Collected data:
((
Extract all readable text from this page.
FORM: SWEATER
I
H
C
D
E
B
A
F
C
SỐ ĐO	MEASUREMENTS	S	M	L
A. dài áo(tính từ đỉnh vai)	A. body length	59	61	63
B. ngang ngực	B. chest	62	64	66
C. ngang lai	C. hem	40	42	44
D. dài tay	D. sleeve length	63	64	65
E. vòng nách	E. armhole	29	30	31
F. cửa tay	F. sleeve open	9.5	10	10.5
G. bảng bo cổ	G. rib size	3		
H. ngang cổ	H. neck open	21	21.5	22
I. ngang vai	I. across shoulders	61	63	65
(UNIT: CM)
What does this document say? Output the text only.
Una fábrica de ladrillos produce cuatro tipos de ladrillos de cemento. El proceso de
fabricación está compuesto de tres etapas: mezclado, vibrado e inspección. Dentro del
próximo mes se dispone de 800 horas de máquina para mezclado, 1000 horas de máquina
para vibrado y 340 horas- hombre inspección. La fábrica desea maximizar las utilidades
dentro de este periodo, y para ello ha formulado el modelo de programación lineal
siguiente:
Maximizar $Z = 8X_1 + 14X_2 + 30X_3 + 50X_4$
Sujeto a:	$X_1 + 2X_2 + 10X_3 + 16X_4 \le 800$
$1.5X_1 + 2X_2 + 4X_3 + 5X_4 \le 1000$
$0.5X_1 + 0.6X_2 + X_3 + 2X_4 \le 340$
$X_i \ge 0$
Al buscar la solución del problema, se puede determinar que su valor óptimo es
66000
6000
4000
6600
))
▶ **WHAT TO DO**:
Select and copy every line from the records that includes the word "horas".

▶ **THE OUTPUT**:
próximo mes se dispone de 800 horas de máquina para mezclado, 1000 horas de máquina
para vibrado y 340 horas- hombre inspección. La fábrica desea maximizar las utilidades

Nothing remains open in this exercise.